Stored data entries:
%%
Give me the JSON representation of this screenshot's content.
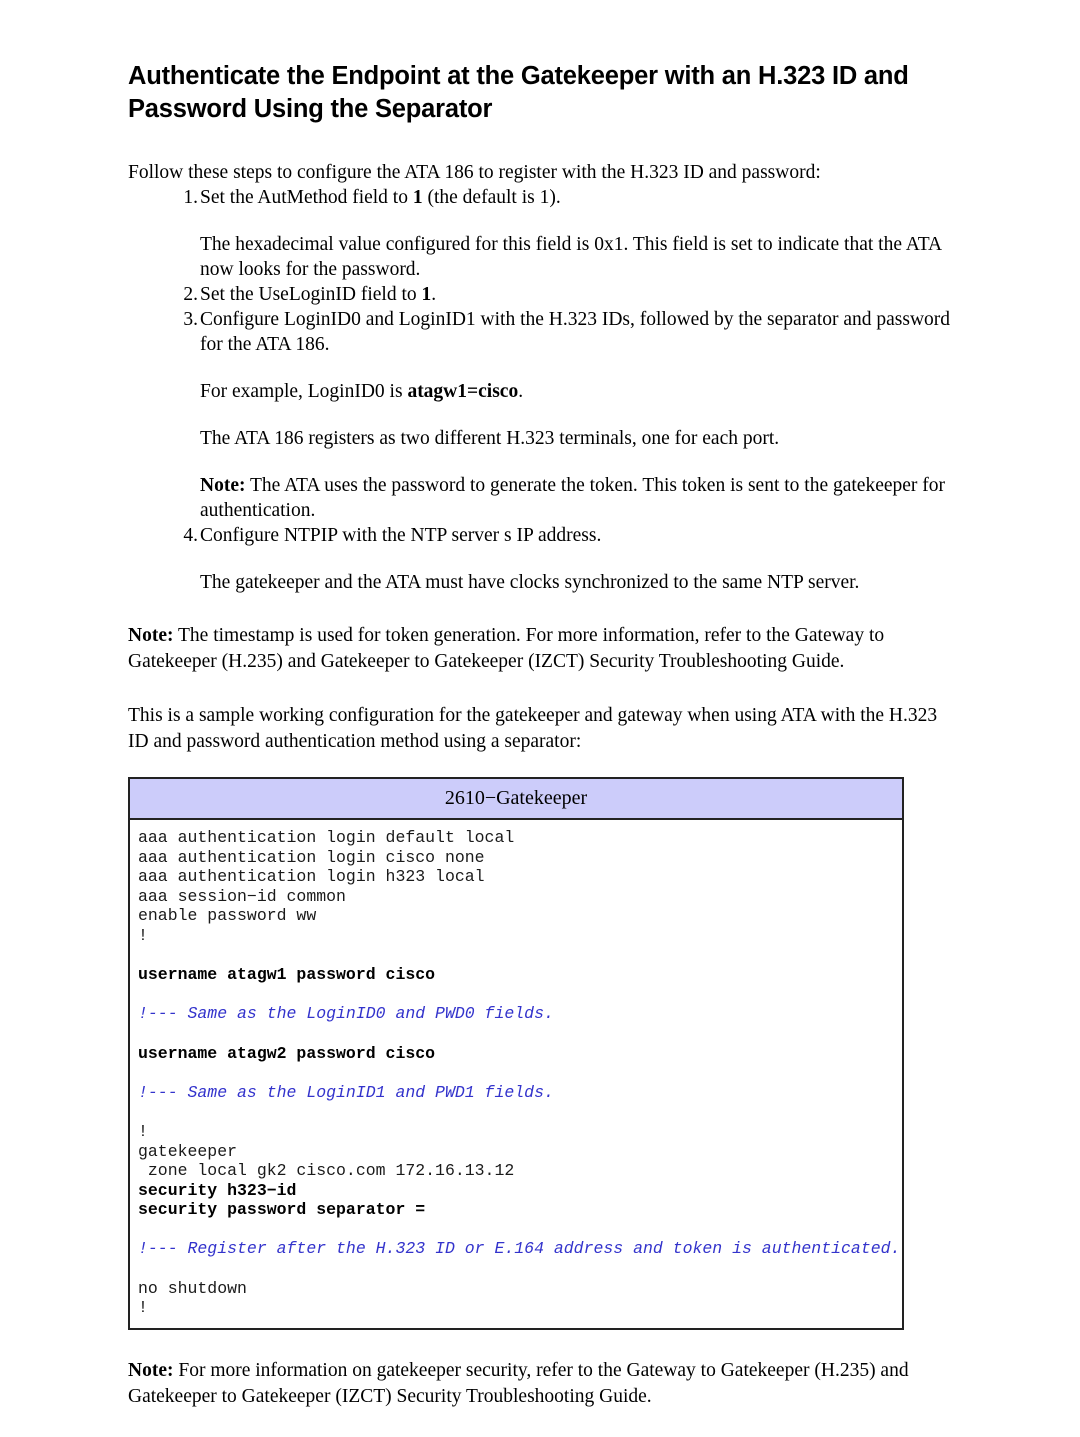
{
  "document": {
    "title": "Authenticate the Endpoint at the Gatekeeper with an H.323 ID and Password Using the Separator",
    "intro": "Follow these steps to configure the ATA 186 to register with the H.323 ID and password:",
    "steps": [
      {
        "num": "1.",
        "text_before": "Set the AutMethod field to ",
        "bold": "1",
        "text_after": " (the default is 1)."
      },
      {
        "num": "2.",
        "text_before": "Set the UseLoginID field to ",
        "bold": "1",
        "text_after": "."
      },
      {
        "num": "3.",
        "text_before": "Configure LoginID0 and LoginID1 with the H.323 IDs, followed by the separator and password for the ATA 186.",
        "bold": "",
        "text_after": ""
      },
      {
        "num": "4.",
        "text_before": "Configure NTPIP with the NTP server s IP address.",
        "bold": "",
        "text_after": ""
      }
    ],
    "sub_paragraphs": {
      "hex_value": "The hexadecimal value configured for this field is 0x1. This field is set to indicate that the ATA now looks for the password.",
      "for_example_before": "For example, LoginID0 is ",
      "for_example_bold": "atagw1=cisco",
      "for_example_after": ".",
      "registers": "The ATA 186 registers as two different H.323 terminals, one for each port.",
      "note1_label": "Note:",
      "note1_text": " The ATA uses the password to generate the token. This token is sent to the gatekeeper for authentication.",
      "clocks": "The gatekeeper and the ATA must have clocks synchronized to the same NTP server."
    },
    "note_timestamp": {
      "label": "Note:",
      "text": " The timestamp is used for token generation. For more information, refer to the Gateway to Gatekeeper (H.235) and Gatekeeper to Gatekeeper (IZCT) Security Troubleshooting Guide."
    },
    "sample_intro": "This is a sample working configuration for the gatekeeper and gateway when using ATA with the H.323 ID and password authentication method using a separator:",
    "note_bottom": {
      "label": "Note:",
      "text": " For more information on gatekeeper security, refer to the Gateway to Gatekeeper (H.235) and Gatekeeper to Gatekeeper (IZCT) Security Troubleshooting Guide."
    }
  },
  "code_box": {
    "header": "2610−Gatekeeper",
    "header_bg": "#ccccfa",
    "comment_color": "#3333cc",
    "lines": [
      {
        "text": "aaa authentication login default local",
        "style": "plain"
      },
      {
        "text": "aaa authentication login cisco none",
        "style": "plain"
      },
      {
        "text": "aaa authentication login h323 local",
        "style": "plain"
      },
      {
        "text": "aaa session−id common",
        "style": "plain"
      },
      {
        "text": "enable password ww",
        "style": "plain"
      },
      {
        "text": "!",
        "style": "plain"
      },
      {
        "text": "",
        "style": "blank"
      },
      {
        "text": "username atagw1 password cisco",
        "style": "bold"
      },
      {
        "text": "",
        "style": "blank"
      },
      {
        "text": "!--- Same as the LoginID0 and PWD0 fields.",
        "style": "comment"
      },
      {
        "text": "",
        "style": "blank"
      },
      {
        "text": "username atagw2 password cisco",
        "style": "bold"
      },
      {
        "text": "",
        "style": "blank"
      },
      {
        "text": "!--- Same as the LoginID1 and PWD1 fields.",
        "style": "comment"
      },
      {
        "text": "",
        "style": "blank"
      },
      {
        "text": "!",
        "style": "plain"
      },
      {
        "text": "gatekeeper",
        "style": "plain"
      },
      {
        "text": " zone local gk2 cisco.com 172.16.13.12",
        "style": "plain"
      },
      {
        "text": "security h323−id",
        "style": "bold"
      },
      {
        "text": "security password separator =",
        "style": "bold"
      },
      {
        "text": "",
        "style": "blank"
      },
      {
        "text": "!--- Register after the H.323 ID or E.164 address and token is authenticated.",
        "style": "comment"
      },
      {
        "text": "",
        "style": "blank"
      },
      {
        "text": "no shutdown",
        "style": "plain"
      },
      {
        "text": "!",
        "style": "plain"
      }
    ]
  }
}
%%
Given exercise:
Return each line among the entries that holds the word "refer".

Solution for this task:
      "text": " The timestamp is used for token generation. For more information, refer to the Gateway to Gatekeeper (H.235) and Gatekeeper to Gatekeeper (IZCT) Security Troubleshooting Guide."
      "text": " For more information on gatekeeper security, refer to the Gateway to Gatekeeper (H.235) and Gatekeeper to Gatekeeper (IZCT) Security Troubleshooting Guide."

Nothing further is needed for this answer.